## start Material for the task

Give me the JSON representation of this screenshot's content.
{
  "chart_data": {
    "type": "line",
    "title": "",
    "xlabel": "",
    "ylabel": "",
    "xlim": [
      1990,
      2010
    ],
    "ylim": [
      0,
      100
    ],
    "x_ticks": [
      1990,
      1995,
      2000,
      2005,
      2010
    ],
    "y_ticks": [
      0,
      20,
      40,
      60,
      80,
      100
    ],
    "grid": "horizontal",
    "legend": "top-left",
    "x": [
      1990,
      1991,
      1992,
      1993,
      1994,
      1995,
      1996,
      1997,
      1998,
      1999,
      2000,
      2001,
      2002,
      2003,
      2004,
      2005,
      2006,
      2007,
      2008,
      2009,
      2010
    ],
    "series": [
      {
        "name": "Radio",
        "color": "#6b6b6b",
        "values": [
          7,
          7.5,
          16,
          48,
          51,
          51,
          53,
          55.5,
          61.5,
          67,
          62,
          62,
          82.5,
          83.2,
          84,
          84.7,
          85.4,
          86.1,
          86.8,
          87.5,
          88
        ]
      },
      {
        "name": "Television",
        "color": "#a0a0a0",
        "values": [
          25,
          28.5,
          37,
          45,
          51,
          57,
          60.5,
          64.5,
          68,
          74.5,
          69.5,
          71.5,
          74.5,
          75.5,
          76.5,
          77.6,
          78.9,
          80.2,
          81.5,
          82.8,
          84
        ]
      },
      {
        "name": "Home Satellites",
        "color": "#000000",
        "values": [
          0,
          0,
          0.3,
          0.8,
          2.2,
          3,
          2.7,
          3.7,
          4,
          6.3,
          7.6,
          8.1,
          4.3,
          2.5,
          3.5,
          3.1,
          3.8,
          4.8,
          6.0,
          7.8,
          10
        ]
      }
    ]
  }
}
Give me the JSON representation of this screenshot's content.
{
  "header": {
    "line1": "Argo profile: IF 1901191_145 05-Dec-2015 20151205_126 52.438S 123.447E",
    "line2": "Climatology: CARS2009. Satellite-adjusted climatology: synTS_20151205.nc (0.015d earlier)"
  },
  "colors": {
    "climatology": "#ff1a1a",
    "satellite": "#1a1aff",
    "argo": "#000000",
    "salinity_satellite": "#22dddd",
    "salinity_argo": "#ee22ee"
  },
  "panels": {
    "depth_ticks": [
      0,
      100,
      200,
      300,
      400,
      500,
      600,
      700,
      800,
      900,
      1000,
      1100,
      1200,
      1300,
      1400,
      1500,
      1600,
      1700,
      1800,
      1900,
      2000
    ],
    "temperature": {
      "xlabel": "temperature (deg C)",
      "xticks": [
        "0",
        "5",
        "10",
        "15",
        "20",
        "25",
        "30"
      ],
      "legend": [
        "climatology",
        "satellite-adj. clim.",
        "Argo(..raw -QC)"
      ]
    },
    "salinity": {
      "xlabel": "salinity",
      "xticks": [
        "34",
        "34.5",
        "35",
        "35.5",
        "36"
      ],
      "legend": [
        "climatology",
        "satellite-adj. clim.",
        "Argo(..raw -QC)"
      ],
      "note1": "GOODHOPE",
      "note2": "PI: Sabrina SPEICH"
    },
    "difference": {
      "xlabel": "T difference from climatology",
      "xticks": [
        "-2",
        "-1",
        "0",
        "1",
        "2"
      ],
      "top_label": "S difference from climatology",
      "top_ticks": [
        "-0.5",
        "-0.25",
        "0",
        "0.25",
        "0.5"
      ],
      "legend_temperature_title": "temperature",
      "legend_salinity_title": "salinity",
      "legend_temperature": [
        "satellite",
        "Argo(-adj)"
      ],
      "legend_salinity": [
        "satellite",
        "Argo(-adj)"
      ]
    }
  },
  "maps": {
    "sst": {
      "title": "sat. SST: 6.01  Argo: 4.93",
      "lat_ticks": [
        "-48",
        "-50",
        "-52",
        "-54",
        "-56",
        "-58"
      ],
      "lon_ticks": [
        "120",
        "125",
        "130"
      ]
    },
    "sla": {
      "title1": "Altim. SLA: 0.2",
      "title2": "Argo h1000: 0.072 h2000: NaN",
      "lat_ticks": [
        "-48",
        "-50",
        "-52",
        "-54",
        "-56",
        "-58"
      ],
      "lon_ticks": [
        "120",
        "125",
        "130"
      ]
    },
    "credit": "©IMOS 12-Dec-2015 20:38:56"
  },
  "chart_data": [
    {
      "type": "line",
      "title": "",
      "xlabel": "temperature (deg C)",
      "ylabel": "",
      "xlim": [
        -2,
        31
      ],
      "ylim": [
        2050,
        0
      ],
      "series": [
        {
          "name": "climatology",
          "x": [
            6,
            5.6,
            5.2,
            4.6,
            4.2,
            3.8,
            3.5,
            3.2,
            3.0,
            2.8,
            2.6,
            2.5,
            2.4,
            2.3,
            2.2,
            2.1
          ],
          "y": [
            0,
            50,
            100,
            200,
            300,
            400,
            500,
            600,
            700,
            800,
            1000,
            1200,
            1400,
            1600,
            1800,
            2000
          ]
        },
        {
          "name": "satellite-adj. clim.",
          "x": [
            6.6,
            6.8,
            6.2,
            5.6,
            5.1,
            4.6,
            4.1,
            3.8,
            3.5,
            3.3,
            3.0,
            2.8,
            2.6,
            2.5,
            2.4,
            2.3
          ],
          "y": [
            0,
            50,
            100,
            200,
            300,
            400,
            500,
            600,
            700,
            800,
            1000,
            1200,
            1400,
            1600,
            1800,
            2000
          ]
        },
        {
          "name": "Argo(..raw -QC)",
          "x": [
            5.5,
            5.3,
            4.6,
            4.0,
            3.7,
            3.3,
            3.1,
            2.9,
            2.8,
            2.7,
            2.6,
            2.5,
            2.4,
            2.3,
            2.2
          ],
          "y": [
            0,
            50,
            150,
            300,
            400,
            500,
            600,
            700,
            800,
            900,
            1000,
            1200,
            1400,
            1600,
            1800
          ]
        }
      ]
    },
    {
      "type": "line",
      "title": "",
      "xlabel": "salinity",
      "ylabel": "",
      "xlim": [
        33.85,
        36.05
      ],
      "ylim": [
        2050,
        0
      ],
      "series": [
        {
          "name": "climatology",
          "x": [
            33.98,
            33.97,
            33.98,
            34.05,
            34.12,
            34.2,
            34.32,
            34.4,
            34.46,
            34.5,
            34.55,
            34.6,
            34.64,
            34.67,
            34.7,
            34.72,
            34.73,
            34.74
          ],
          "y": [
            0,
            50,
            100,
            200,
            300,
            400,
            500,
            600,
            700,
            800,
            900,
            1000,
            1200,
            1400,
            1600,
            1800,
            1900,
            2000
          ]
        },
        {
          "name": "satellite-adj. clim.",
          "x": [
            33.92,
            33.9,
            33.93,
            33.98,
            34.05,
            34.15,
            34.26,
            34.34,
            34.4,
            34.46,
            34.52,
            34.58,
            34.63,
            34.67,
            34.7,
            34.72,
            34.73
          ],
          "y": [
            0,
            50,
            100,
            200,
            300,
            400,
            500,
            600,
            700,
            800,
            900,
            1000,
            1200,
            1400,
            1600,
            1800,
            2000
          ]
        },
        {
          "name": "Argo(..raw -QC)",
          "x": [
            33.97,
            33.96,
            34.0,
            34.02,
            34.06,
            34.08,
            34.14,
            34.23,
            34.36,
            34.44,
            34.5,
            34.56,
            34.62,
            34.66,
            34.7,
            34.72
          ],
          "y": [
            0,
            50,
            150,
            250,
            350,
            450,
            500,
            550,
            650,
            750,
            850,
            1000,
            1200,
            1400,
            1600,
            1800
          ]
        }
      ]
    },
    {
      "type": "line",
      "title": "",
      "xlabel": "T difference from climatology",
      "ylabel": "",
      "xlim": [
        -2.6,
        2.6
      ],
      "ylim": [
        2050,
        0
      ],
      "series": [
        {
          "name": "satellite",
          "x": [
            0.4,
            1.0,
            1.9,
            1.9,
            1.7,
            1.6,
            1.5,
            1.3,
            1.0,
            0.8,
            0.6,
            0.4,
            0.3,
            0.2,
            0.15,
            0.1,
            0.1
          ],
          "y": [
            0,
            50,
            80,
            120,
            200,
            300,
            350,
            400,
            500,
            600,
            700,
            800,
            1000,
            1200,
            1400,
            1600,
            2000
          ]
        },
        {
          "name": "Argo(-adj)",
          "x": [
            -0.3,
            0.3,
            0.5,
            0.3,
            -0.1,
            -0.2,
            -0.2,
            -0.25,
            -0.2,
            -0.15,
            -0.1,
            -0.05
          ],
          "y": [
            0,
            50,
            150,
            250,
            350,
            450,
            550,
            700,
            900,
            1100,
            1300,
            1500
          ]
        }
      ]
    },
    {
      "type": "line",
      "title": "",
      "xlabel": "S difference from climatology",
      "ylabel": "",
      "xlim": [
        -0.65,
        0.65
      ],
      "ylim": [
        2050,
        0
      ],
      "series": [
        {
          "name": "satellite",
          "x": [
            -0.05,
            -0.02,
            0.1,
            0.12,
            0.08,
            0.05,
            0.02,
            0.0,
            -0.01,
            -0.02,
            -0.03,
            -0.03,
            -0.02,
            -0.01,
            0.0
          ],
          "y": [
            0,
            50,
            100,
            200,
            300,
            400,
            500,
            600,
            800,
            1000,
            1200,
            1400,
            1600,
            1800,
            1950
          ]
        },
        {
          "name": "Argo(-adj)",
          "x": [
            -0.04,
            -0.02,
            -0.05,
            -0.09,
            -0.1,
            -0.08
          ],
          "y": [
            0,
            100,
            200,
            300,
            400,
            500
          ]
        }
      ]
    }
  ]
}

## end Material for the task

> Task goal: Give the number of lines that carry the word "climatology", with nothing added.

> Exercise output: 10